GOAL OF THE EXERCISE:
Print the full listing exactly.

GIVEN RECORDS:
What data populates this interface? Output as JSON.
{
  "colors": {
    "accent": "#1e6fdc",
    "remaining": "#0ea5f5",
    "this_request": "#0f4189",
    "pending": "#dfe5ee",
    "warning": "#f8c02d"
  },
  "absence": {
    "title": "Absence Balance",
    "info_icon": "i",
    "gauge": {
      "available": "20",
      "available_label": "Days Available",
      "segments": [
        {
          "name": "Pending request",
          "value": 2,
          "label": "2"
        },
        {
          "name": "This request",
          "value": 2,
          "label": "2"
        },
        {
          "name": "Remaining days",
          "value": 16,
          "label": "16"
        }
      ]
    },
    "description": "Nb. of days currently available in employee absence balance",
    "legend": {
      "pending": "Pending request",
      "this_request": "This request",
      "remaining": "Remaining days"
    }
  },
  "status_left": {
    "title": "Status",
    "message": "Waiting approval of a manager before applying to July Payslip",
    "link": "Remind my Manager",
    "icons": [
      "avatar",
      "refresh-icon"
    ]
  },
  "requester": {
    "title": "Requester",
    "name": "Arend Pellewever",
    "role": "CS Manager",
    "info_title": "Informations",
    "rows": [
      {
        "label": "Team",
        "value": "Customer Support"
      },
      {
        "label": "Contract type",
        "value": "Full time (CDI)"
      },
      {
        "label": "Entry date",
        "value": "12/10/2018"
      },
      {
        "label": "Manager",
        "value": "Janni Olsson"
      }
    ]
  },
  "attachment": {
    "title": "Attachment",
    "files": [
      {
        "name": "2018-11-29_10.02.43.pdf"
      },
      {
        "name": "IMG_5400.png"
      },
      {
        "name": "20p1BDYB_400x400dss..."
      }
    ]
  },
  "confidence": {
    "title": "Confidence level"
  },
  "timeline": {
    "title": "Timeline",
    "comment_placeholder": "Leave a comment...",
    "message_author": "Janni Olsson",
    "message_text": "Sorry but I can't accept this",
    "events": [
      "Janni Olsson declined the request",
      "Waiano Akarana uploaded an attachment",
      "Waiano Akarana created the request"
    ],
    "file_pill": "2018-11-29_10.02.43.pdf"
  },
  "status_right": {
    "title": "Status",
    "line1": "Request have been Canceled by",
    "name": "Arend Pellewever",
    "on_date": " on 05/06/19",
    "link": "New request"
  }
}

EXERCISE RESPONSE:
What data populates this interface? Output as JSON.
{
  "colors": {
    "accent": "#1e6fdc",
    "remaining": "#0ea5f5",
    "this_request": "#0f4189",
    "pending": "#dfe5ee",
    "warning": "#f8c02d"
  },
  "absence": {
    "title": "Absence Balance",
    "info_icon": "i",
    "gauge": {
      "available": "20",
      "available_label": "Days Available",
      "segments": [
        {
          "name": "Pending request",
          "value": 2,
          "label": "2"
        },
        {
          "name": "This request",
          "value": 2,
          "label": "2"
        },
        {
          "name": "Remaining days",
          "value": 16,
          "label": "16"
        }
      ]
    },
    "description": "Nb. of days currently available in employee absence balance",
    "legend": {
      "pending": "Pending request",
      "this_request": "This request",
      "remaining": "Remaining days"
    }
  },
  "status_left": {
    "title": "Status",
    "message": "Waiting approval of a manager before applying to July Payslip",
    "link": "Remind my Manager",
    "icons": [
      "avatar",
      "refresh-icon"
    ]
  },
  "requester": {
    "title": "Requester",
    "name": "Arend Pellewever",
    "role": "CS Manager",
    "info_title": "Informations",
    "rows": [
      {
        "label": "Team",
        "value": "Customer Support"
      },
      {
        "label": "Contract type",
        "value": "Full time (CDI)"
      },
      {
        "label": "Entry date",
        "value": "12/10/2018"
      },
      {
        "label": "Manager",
        "value": "Janni Olsson"
      }
    ]
  },
  "attachment": {
    "title": "Attachment",
    "files": [
      {
        "name": "2018-11-29_10.02.43.pdf"
      },
      {
        "name": "IMG_5400.png"
      },
      {
        "name": "20p1BDYB_400x400dss..."
      }
    ]
  },
  "confidence": {
    "title": "Confidence level"
  },
  "timeline": {
    "title": "Timeline",
    "comment_placeholder": "Leave a comment...",
    "message_author": "Janni Olsson",
    "message_text": "Sorry but I can't accept this",
    "events": [
      "Janni Olsson declined the request",
      "Waiano Akarana uploaded an attachment",
      "Waiano Akarana created the request"
    ],
    "file_pill": "2018-11-29_10.02.43.pdf"
  },
  "status_right": {
    "title": "Status",
    "line1": "Request have been Canceled by",
    "name": "Arend Pellewever",
    "on_date": " on 05/06/19",
    "link": "New request"
  }
}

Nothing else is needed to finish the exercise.